Documento:
______

La implementación de las regiones autónomas se desarrolló a gran velocidad, en una carrera encabezada por los nacionalistas, catalanes y vascos, que buscaban, no una autonomía, sino convertirse en un ente independiente que se adhiriera a la nación española. Transcurridas cuatro décadas, se alzan voces desde diferentes posiciones políticas que reclaman una revisión, que evite la dispersión e iguale los derechos de las personas, al margen del lugar en el que residan.
El catalizador que ha desatado la reacción ha sido la competencia entre regiones para regular la fiscalidad. La puesta en marcha, por el gobierno madrileño, de una serie de rebajas de las diferentes cargas impositivas ha tenido éxito y los imitadores abundan. Andalucía toma medidas similares, Valencia también, e incluso el propio gobierno de la nación, refractario a reducir la carga fiscal, ha seguido el camino de la reducción de impuestos. Se ha demostrado que es posible bajar tasas y gravámenes sin que se resienta el estado de bienestar.
La reflexión acerca de la, quizás, excesiva profundización en el sistema autonómico ha llegado a Cantabria. El propio Miguel Ángel Revilla, regionalista de primera hora y líder de un partido que lleva en su ADN la autonomía, ya ha planteado, públicamente, que sería una buena decisión igualar la fiscalidad en toda España y lo mismo con la educación.
Si se unifican estas dos materias será suficiente para admitir que se ha producido una recentralización, la palabra que nadie quiere pronunciar. Si se está de acuerdo, como al menos de palabra ya se ha hecho, que los gobiernos regionales no tengan capacidad para determinar, al menos en parte, sus fuentes de ingresos, se termina con una de las bases de la autonomía. Es evidente que quien gasta debe recaudar, para evitar los lamentos y eludir la responsabilidad.
Es el momento de realizar una reflexión en profundidad. Inicialmente, el estado autonómico se concibió como una descentralización, un acercamiento de la administración a los ciudadanos… no se pensó en despiezar la sanidad, ni en quebrar la unidad fiscal. El planteamiento inicial de la España autonómica tenía sentido y se asentaba sobre la necesidad de evitar dependencias innecesarias de Madrid, entendiendo la capital de España como un poder omnímodo.

______

Problemas y tareas:
1. Reproduce el fragmento del texto sobre el sistema autonómico que va de "La reflexión acerca" a "con la educación.".
2. Traduce al inglés esta oración del texto sobre el sistema autonómico: "La reflexión acerca de la, quizás, excesiva profundización en el sistema autonómico ha llegado a Cantabria."
3. Sigue escribiendo el texto sobre el sistema autonómico a partir de su última oración.

[Entradas guardadas]
______

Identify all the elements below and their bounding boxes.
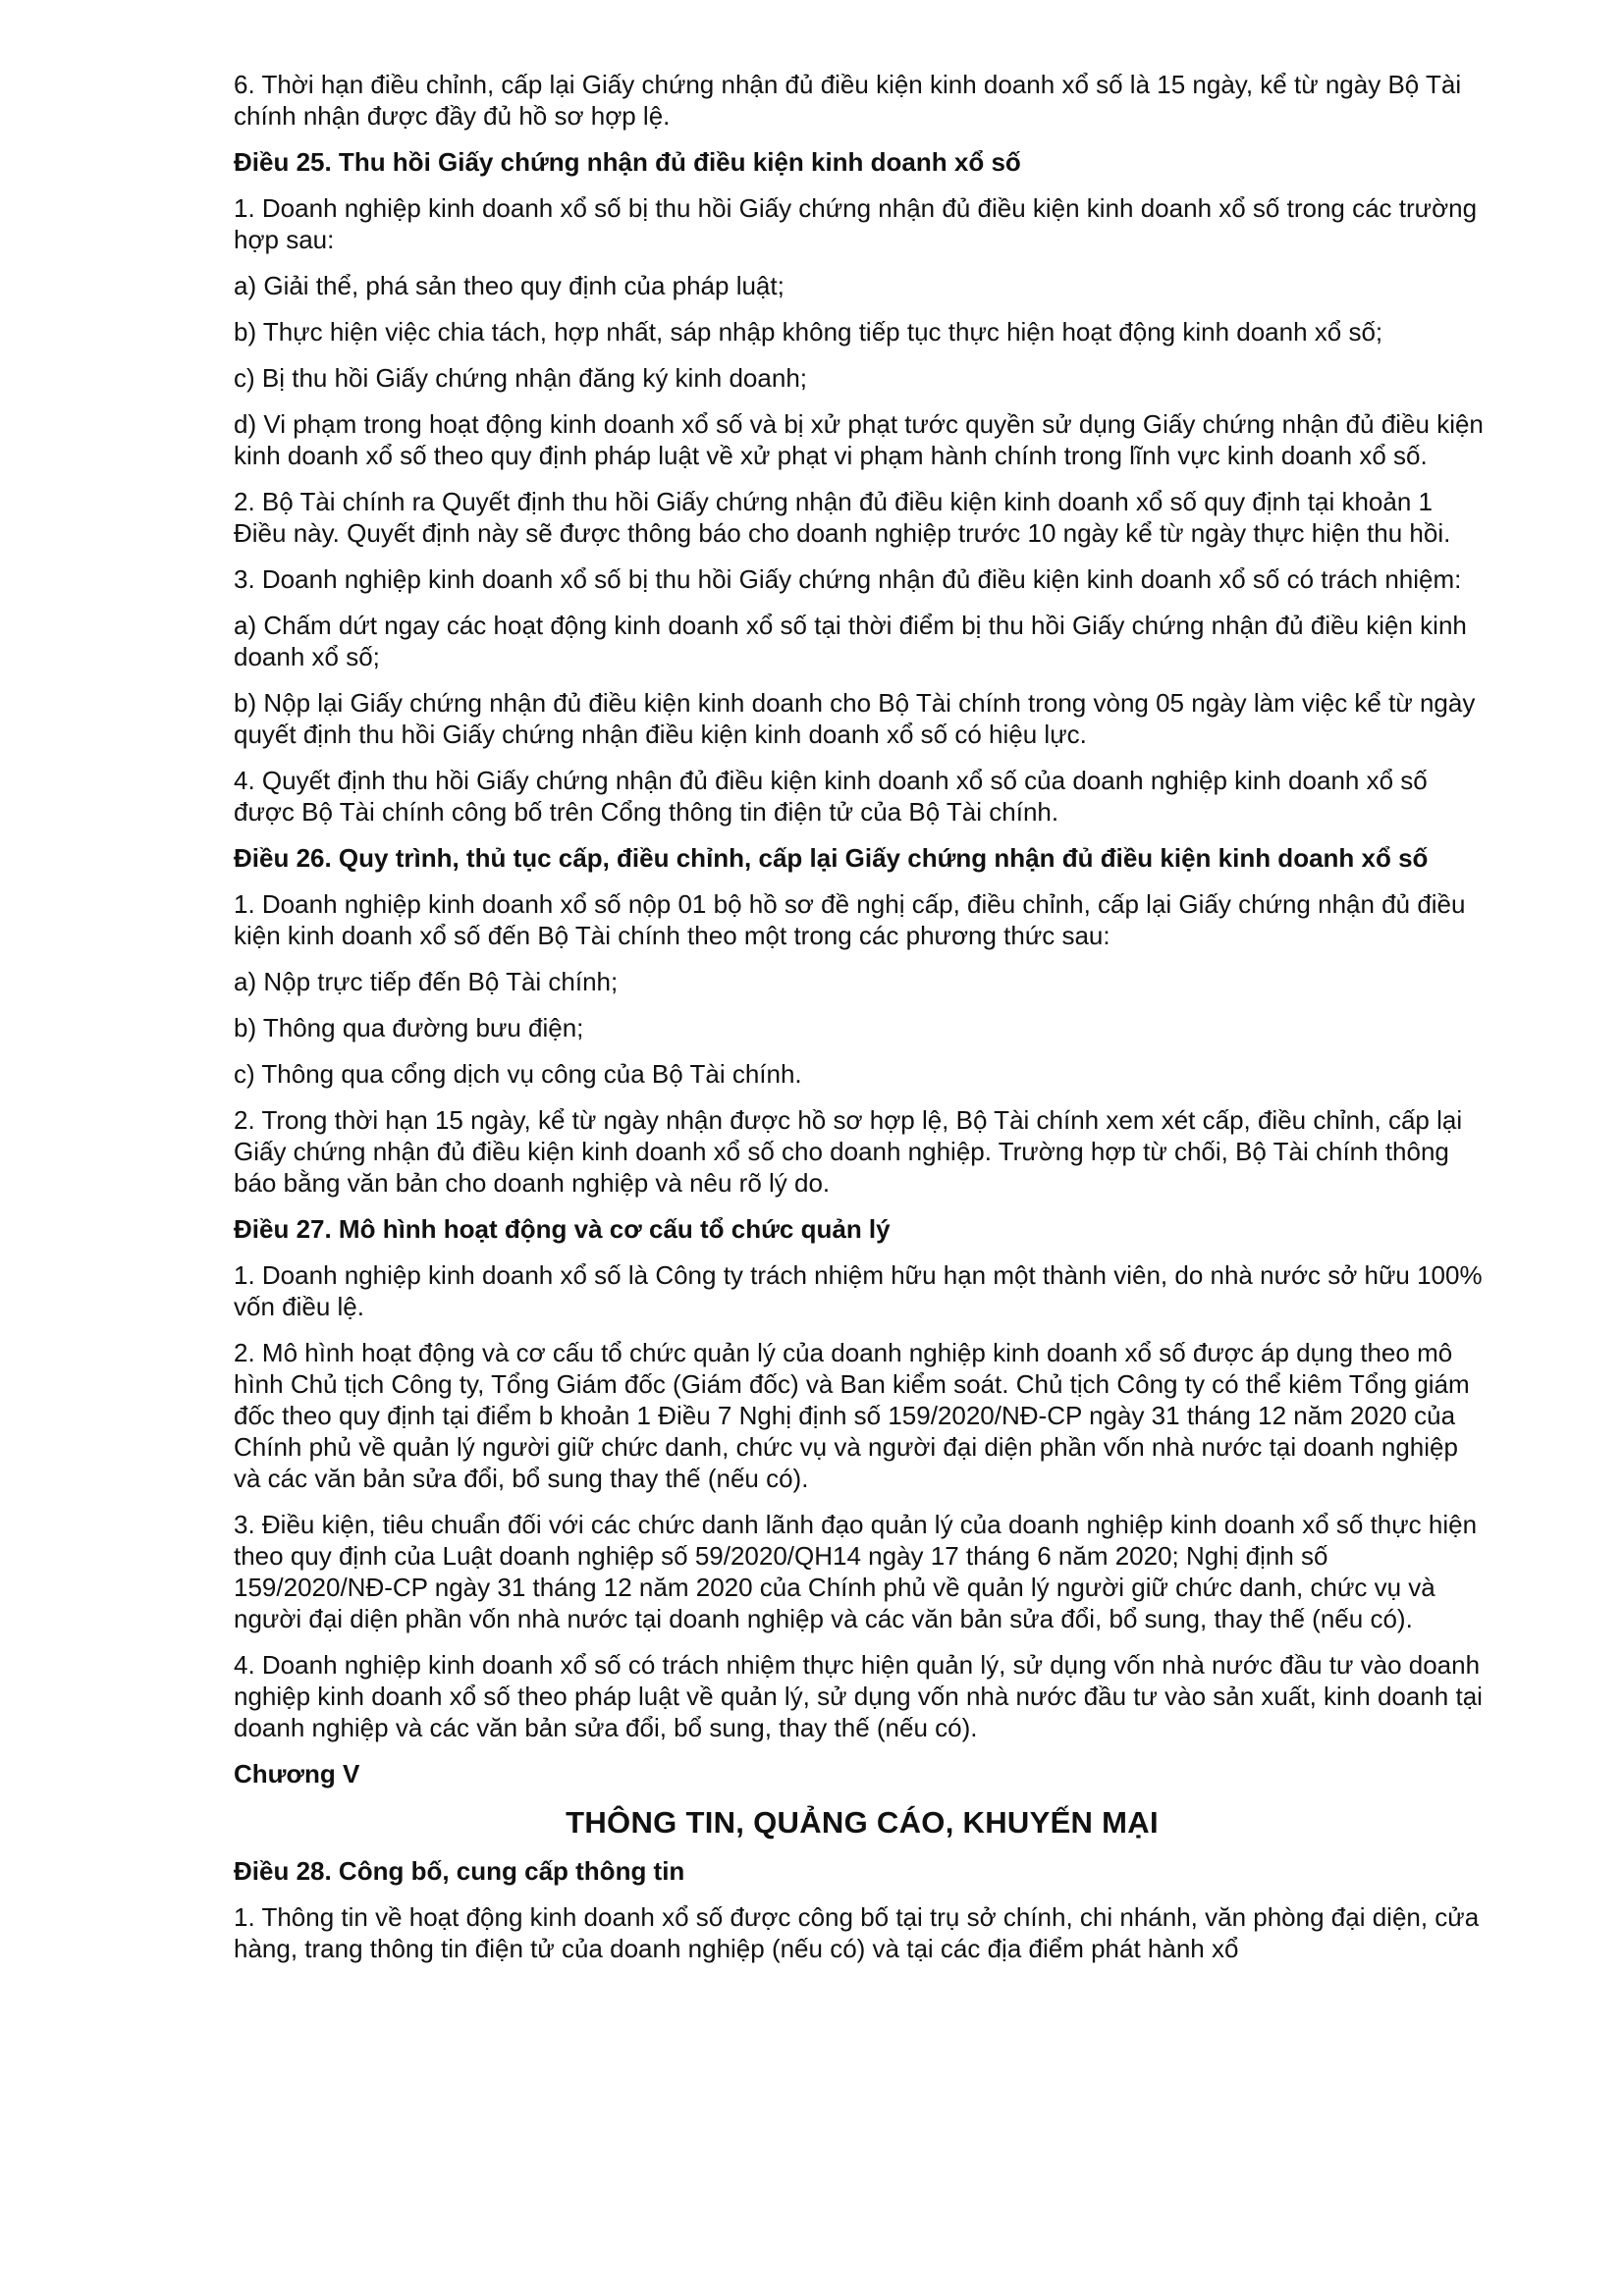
clause-25-4: 4. Quyết định thu hồi Giấy chứng nhận đủ điều kiện kinh doanh xổ số của doanh nghiệp kinh doanh xổ số được Bộ Tài chính công bố trên Cổng thông tin điện tử của Bộ Tài chính. — [234, 766, 1428, 827]
chapter-label: Chương V — [234, 1759, 360, 1789]
clause-26-1: 1. Doanh nghiệp kinh doanh xổ số nộp 01 bộ hồ sơ đề nghị cấp, điều chỉnh, cấp lại Giấy chứng nhận đủ điều kiện kinh doanh xổ số đến Bộ Tài chính theo một trong các phương thức sau: — [234, 889, 1466, 950]
chapter-title: THÔNG TIN, QUẢNG CÁO, KHUYẾN MẠI — [566, 1805, 1159, 1840]
article-27-heading: Điều 27. Mô hình hoạt động và cơ cấu tổ chức quản lý — [234, 1214, 891, 1244]
clause-26-1-b: b) Thông qua đường bưu điện; — [234, 1013, 584, 1042]
clause-25-2: 2. Bộ Tài chính ra Quyết định thu hồi Giấy chứng nhận đủ điều kiện kinh doanh xổ số quy định tại khoản 1 Điều này. Quyết định này sẽ được thông báo cho doanh nghiệp trước 10 ngày kể từ ngày thực hiện thu hồi. — [234, 487, 1451, 548]
clause-25-3-a: a) Chấm dứt ngay các hoạt động kinh doanh xổ số tại thời điểm bị thu hồi Giấy chứng nhận đủ điều kiện kinh doanh xổ số; — [234, 611, 1467, 671]
clause-24-6: 6. Thời hạn điều chỉnh, cấp lại Giấy chứng nhận đủ điều kiện kinh doanh xổ số là 15 ngày, kể từ ngày Bộ Tài chính nhận được đầy đủ hồ sơ hợp lệ. — [234, 70, 1462, 131]
clause-27-4: 4. Doanh nghiệp kinh doanh xổ số có trách nhiệm thực hiện quản lý, sử dụng vốn nhà nước đầu tư vào doanh nghiệp kinh doanh xổ số theo pháp luật về quản lý, sử dụng vốn nhà nước đầu tư vào sản xuất, kinh doanh tại doanh nghiệp và các văn bản sửa đổi, bổ sung, thay thế (nếu có). — [234, 1650, 1483, 1742]
clause-25-1-c: c) Bị thu hồi Giấy chứng nhận đăng ký kinh doanh; — [234, 363, 807, 393]
clause-25-3-b: b) Nộp lại Giấy chứng nhận đủ điều kiện kinh doanh cho Bộ Tài chính trong vòng 05 ngày làm việc kể từ ngày quyết định thu hồi Giấy chứng nhận điều kiện kinh doanh xổ số có hiệu lực. — [234, 688, 1476, 749]
clause-26-1-c: c) Thông qua cổng dịch vụ công của Bộ Tài chính. — [234, 1059, 802, 1089]
clause-25-3: 3. Doanh nghiệp kinh doanh xổ số bị thu hồi Giấy chứng nhận đủ điều kiện kinh doanh xổ số có trách nhiệm: — [234, 564, 1462, 594]
clause-27-1: 1. Doanh nghiệp kinh doanh xổ số là Công ty trách nhiệm hữu hạn một thành viên, do nhà nước sở hữu 100% vốn điều lệ. — [234, 1260, 1483, 1321]
clause-28-1: 1. Thông tin về hoạt động kinh doanh xổ số được công bố tại trụ sở chính, chi nhánh, văn phòng đại diện, cửa hàng, trang thông tin điện tử của doanh nghiệp (nếu có) và tại các địa điểm phát hành xổ — [234, 1902, 1480, 1963]
clause-27-3: 3. Điều kiện, tiêu chuẩn đối với các chức danh lãnh đạo quản lý của doanh nghiệp kinh doanh xổ số thực hiện theo quy định của Luật doanh nghiệp số 59/2020/QH14 ngày 17 tháng 6 năm 2020; Nghị định số 159/2020/NĐ-CP ngày 31 tháng 12 năm 2020 của Chính phủ về quản lý người giữ chức danh, chức vụ và người đại diện phần vốn nhà nước tại doanh nghiệp và các văn bản sửa đổi, bổ sung, thay thế (nếu có). — [234, 1510, 1478, 1633]
clause-25-1-b: b) Thực hiện việc chia tách, hợp nhất, sáp nhập không tiếp tục thực hiện hoạt động kinh doanh xổ số; — [234, 317, 1383, 347]
clause-25-1-d: d) Vi phạm trong hoạt động kinh doanh xổ số và bị xử phạt tước quyền sử dụng Giấy chứng nhận đủ điều kiện kinh doanh xổ số theo quy định pháp luật về xử phạt vi phạm hành chính trong lĩnh vực kinh doanh xổ số. — [234, 409, 1484, 470]
article-28-heading: Điều 28. Công bố, cung cấp thông tin — [234, 1856, 685, 1886]
clause-26-2: 2. Trong thời hạn 15 ngày, kể từ ngày nhận được hồ sơ hợp lệ, Bộ Tài chính xem xét cấp, điều chỉnh, cấp lại Giấy chứng nhận đủ điều kiện kinh doanh xổ số cho doanh nghiệp. Trường hợp từ chối, Bộ Tài chính thông báo bằng văn bản cho doanh nghiệp và nêu rõ lý do. — [234, 1105, 1463, 1198]
document-page — [234, 69, 1490, 1979]
clause-25-1-a: a) Giải thể, phá sản theo quy định của pháp luật; — [234, 271, 785, 300]
clause-27-2: 2. Mô hình hoạt động và cơ cấu tổ chức quản lý của doanh nghiệp kinh doanh xổ số được áp dụng theo mô hình Chủ tịch Công ty, Tổng Giám đốc (Giám đốc) và Ban kiểm soát. Chủ tịch Công ty có thể kiêm Tổng giám đốc theo quy định tại điểm b khoản 1 Điều 7 Nghị định số 159/2020/NĐ-CP ngày 31 tháng 12 năm 2020 của Chính phủ về quản lý người giữ chức danh, chức vụ và người đại diện phần vốn nhà nước tại doanh nghiệp và các văn bản sửa đổi, bổ sung thay thế (nếu có). — [234, 1338, 1470, 1493]
clause-25-1: 1. Doanh nghiệp kinh doanh xổ số bị thu hồi Giấy chứng nhận đủ điều kiện kinh doanh xổ số trong các trường hợp sau: — [234, 193, 1478, 254]
clause-26-1-a: a) Nộp trực tiếp đến Bộ Tài chính; — [234, 967, 619, 996]
article-25-heading: Điều 25. Thu hồi Giấy chứng nhận đủ điều kiện kinh doanh xổ số — [234, 147, 1021, 177]
article-26-heading: Điều 26. Quy trình, thủ tục cấp, điều chỉnh, cấp lại Giấy chứng nhận đủ điều kiện kinh doanh xổ số — [234, 843, 1429, 873]
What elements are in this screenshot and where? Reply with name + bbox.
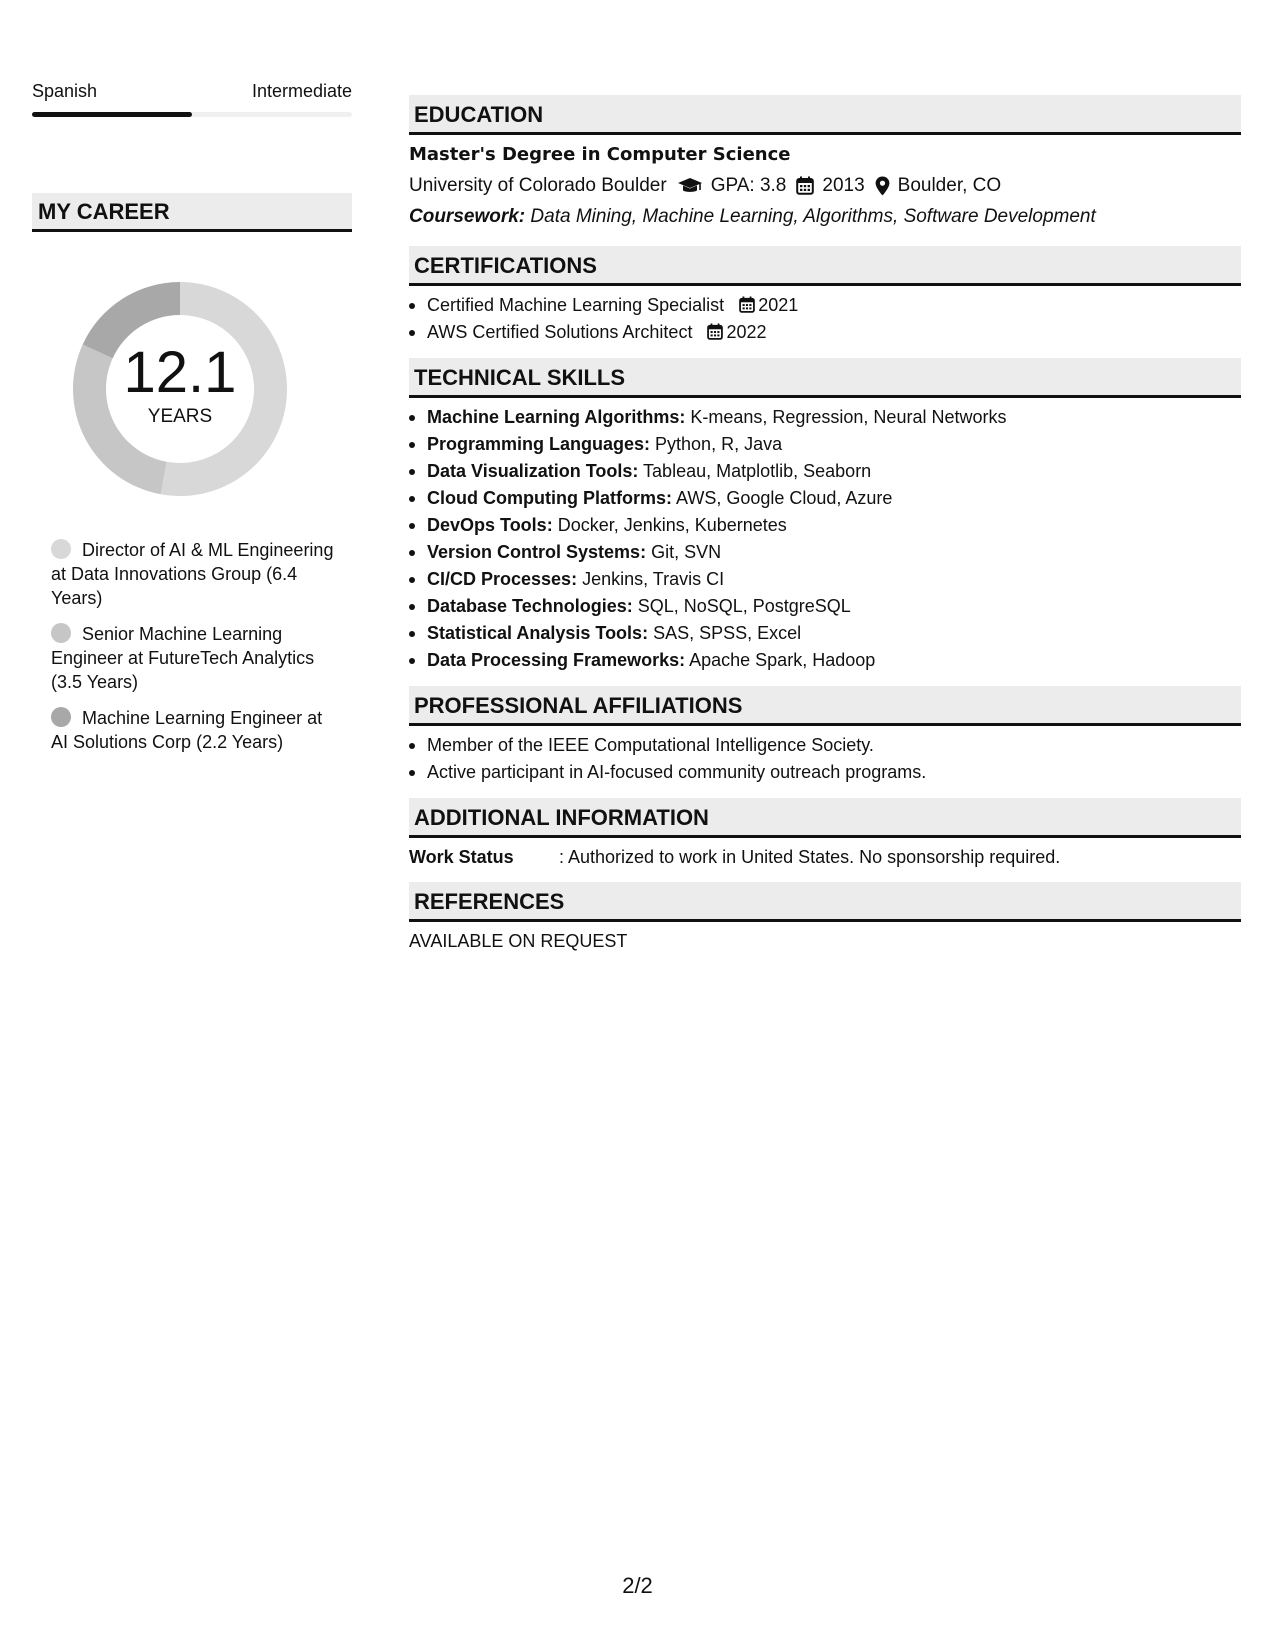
gpa: GPA: 3.8 — [710, 175, 787, 196]
career-donut-chart — [65, 274, 295, 504]
skill-item — [409, 647, 1241, 674]
technical-skills-list — [409, 398, 1241, 674]
skill-label: Machine Learning Algorithms: — [427, 407, 686, 427]
career-legend-item — [51, 706, 341, 754]
career-legend-label: Machine Learning Engineer at AI Solutions Corp (2.2 Years) — [51, 708, 323, 752]
coursework-label: Coursework: — [409, 206, 526, 227]
calendar-icon — [739, 296, 755, 313]
school-location: Boulder, CO — [897, 175, 1002, 196]
main-column — [409, 95, 1241, 954]
career-total-value: 12.1 — [123, 340, 237, 405]
skill-value: SQL, NoSQL, PostgreSQL — [632, 596, 851, 616]
skill-value: AWS, Google Cloud, Azure — [671, 488, 893, 508]
map-pin-icon — [875, 176, 890, 196]
language-level: Intermediate — [251, 81, 352, 101]
certification-name: AWS Certified Solutions Architect — [427, 322, 693, 342]
language-proficiency-fill — [32, 112, 192, 117]
certification-name: Certified Machine Learning Specialist — [427, 295, 725, 315]
references-text: AVAILABLE ON REQUEST — [409, 931, 628, 951]
skill-value: Jenkins, Travis CI — [577, 569, 725, 589]
career-heading: MY CAREER — [32, 193, 352, 232]
calendar-icon — [707, 323, 723, 340]
references-heading: REFERENCES — [409, 882, 1241, 922]
skill-item — [409, 539, 1241, 566]
graduation-cap-icon — [677, 177, 703, 195]
skill-item — [409, 404, 1241, 431]
certifications-list — [409, 286, 1241, 346]
skill-item — [409, 512, 1241, 539]
career-legend-label: Director of AI & ML Engineering at Data Innovations Group (6.4 Years) — [51, 540, 334, 608]
affiliations-heading: PROFESSIONAL AFFILIATIONS — [409, 686, 1241, 726]
career-legend-item — [51, 538, 341, 610]
career-legend-label: Senior Machine Learning Engineer at FutureTech Analytics (3.5 Years) — [51, 624, 315, 692]
certifications-heading: CERTIFICATIONS — [409, 246, 1241, 286]
language-proficiency-bar — [32, 112, 352, 117]
certification-item — [409, 319, 1241, 346]
skill-item — [409, 593, 1241, 620]
work-status-label: Work Status — [409, 847, 514, 867]
skill-label: Version Control Systems: — [427, 542, 647, 562]
career-legend-item — [51, 622, 341, 694]
skill-label: Data Visualization Tools: — [427, 461, 639, 481]
skill-value: Docker, Jenkins, Kubernetes — [552, 515, 787, 535]
skill-label: Cloud Computing Platforms: — [427, 488, 672, 508]
language-name: Spanish — [32, 81, 98, 101]
affiliation-item: Member of the IEEE Computational Intelligence Society. — [409, 732, 1241, 759]
sidebar — [32, 80, 352, 766]
skill-item — [409, 566, 1241, 593]
work-status-row — [409, 838, 1241, 870]
skill-label: Programming Languages: — [427, 434, 651, 454]
certification-year: 2021 — [758, 295, 799, 315]
skill-value: Apache Spark, Hadoop — [685, 650, 876, 670]
coursework — [409, 201, 1241, 232]
career-legend — [32, 538, 341, 754]
education-entry — [409, 135, 1241, 232]
skill-value: SAS, SPSS, Excel — [648, 623, 802, 643]
skill-value: Tableau, Matplotlib, Seaborn — [638, 461, 872, 481]
affiliation-item: Active participant in AI-focused community outreach programs. — [409, 759, 1241, 786]
technical-skills-heading: TECHNICAL SKILLS — [409, 358, 1241, 398]
calendar-icon — [796, 176, 814, 195]
education-heading: EDUCATION — [409, 95, 1241, 135]
career-total — [65, 340, 295, 428]
skill-label: Statistical Analysis Tools: — [427, 623, 649, 643]
skill-item — [409, 485, 1241, 512]
skill-value: Git, SVN — [646, 542, 722, 562]
degree-title: Master's Degree in Computer Science — [409, 144, 791, 165]
education-meta — [409, 170, 1241, 201]
legend-dot-icon — [51, 539, 71, 559]
work-status-value: : Authorized to work in United States. No sponsorship required. — [559, 847, 1061, 867]
certification-year: 2022 — [726, 322, 767, 342]
school-name: University of Colorado Boulder — [409, 175, 667, 196]
legend-dot-icon — [51, 707, 71, 727]
coursework-list: Data Mining, Machine Learning, Algorithms, Software Development — [525, 206, 1096, 227]
skill-item — [409, 431, 1241, 458]
affiliations-list — [409, 726, 1241, 786]
certification-item — [409, 292, 1241, 319]
additional-info-heading: ADDITIONAL INFORMATION — [409, 798, 1241, 838]
career-total-unit: YEARS — [147, 406, 213, 427]
skill-label: Data Processing Frameworks: — [427, 650, 686, 670]
skill-label: DevOps Tools: — [427, 515, 553, 535]
skill-value: Python, R, Java — [650, 434, 783, 454]
skill-item — [409, 620, 1241, 647]
skill-label: Database Technologies: — [427, 596, 633, 616]
legend-dot-icon — [51, 623, 71, 643]
skill-item — [409, 458, 1241, 485]
skill-label: CI/CD Processes: — [427, 569, 578, 589]
skill-value: K-means, Regression, Neural Networks — [685, 407, 1007, 427]
page-number: 2/2 — [622, 1573, 653, 1598]
language-row — [32, 80, 352, 102]
graduation-year: 2013 — [822, 175, 865, 196]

______

Respuestas por tarea:
1.
La reflexión acerca de la, quizás, excesiva profundización en el sistema autonómico ha llegado a Cantabria. El propio Miguel Ángel Revilla, regionalista de primera hora y líder de un partido que lleva en su ADN la autonomía, ya ha planteado, públicamente, que sería una buena decisión igualar la fiscalidad en toda España y lo mismo con la educación.

2. Reflection on the perhaps excessive deepening of the system of autonomous regions has reached Cantabria.

3.
Dentro del diseño de la España autonómica latía el problema que ha desembocado en los excesos que ahora se piensan corregir. La admisión de los derechos forales para el País Vasco y Navarra suponía admitir un término contradictorio con la esencia misma de la carta magna, ya que los españoles dejamos de ser iguales. A esa excepción se sumó la batalla permanente de los nacionalistas por incrementar sus competencias, creando nuevas estructuras policiales, fiscales, económicas y finalmente las educativas y sanitarias.
El resultado de una errónea aplicación del concepto autonómico es vidente: se han duplicado las administraciones, se complica la burocracia, se amplían las brechas entre regiones ricas y pobres, se abren las puertas a la creación de empresas públicas que funcionan como privadas para contratar empleados sin concurso oposición y se limita la movilidad de los españoles, al existir barreras idiomáticas que cierran el acceso a puestos de trabajo a quienes no nacieron en esas regiones. El ejemplo lo tenemos cerca, en Cantabria. En los cuarenta años de autonomía han crecido los edificios para albergar consejerías y se han duplicado servicios, los cántabros pierden oportunidades de empleo en buena parte de España por la imposición lingüística, la carga fiscal es mayor que la que soportan nuestros vecinos del Este y la sanidad pública se ha fragmentado en función de donde residas.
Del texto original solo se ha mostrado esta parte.